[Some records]
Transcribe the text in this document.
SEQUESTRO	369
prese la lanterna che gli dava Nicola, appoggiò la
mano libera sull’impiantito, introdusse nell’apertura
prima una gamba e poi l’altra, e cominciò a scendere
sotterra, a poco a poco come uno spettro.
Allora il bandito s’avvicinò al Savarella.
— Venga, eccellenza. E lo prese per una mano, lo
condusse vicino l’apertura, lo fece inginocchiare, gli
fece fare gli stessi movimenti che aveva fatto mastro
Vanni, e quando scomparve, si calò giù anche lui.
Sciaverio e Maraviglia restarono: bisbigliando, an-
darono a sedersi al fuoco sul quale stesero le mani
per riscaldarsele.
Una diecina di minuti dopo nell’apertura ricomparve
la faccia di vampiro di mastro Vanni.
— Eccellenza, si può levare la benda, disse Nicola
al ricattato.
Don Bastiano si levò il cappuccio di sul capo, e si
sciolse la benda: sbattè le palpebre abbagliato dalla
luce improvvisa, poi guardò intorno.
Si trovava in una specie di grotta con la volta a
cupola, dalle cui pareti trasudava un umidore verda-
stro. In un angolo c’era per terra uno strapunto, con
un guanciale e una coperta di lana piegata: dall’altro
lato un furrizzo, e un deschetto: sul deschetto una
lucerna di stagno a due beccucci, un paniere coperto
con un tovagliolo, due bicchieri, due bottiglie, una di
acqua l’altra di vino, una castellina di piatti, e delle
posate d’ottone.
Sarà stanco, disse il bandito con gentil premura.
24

Aim: Return every entry verbatim.

Solved problem:
Transcribe the text in this document.
SEQUESTRO	369
prese la lanterna che gli dava Nicola, appoggiò la
mano libera sull’impiantito, introdusse nell’apertura
prima una gamba e poi l’altra, e cominciò a scendere
sotterra, a poco a poco come uno spettro.
Allora il bandito s’avvicinò al Savarella.
— Venga, eccellenza. E lo prese per una mano, lo
condusse vicino l’apertura, lo fece inginocchiare, gli
fece fare gli stessi movimenti che aveva fatto mastro
Vanni, e quando scomparve, si calò giù anche lui.
Sciaverio e Maraviglia restarono: bisbigliando, an-
darono a sedersi al fuoco sul quale stesero le mani
per riscaldarsele.
Una diecina di minuti dopo nell’apertura ricomparve
la faccia di vampiro di mastro Vanni.
— Eccellenza, si può levare la benda, disse Nicola
al ricattato.
Don Bastiano si levò il cappuccio di sul capo, e si
sciolse la benda: sbattè le palpebre abbagliato dalla
luce improvvisa, poi guardò intorno.
Si trovava in una specie di grotta con la volta a
cupola, dalle cui pareti trasudava un umidore verda-
stro. In un angolo c’era per terra uno strapunto, con
un guanciale e una coperta di lana piegata: dall’altro
lato un furrizzo, e un deschetto: sul deschetto una
lucerna di stagno a due beccucci, un paniere coperto
con un tovagliolo, due bicchieri, due bottiglie, una di
acqua l’altra di vino, una castellina di piatti, e delle
posate d’ottone.
Sarà stanco, disse il bandito con gentil premura.
24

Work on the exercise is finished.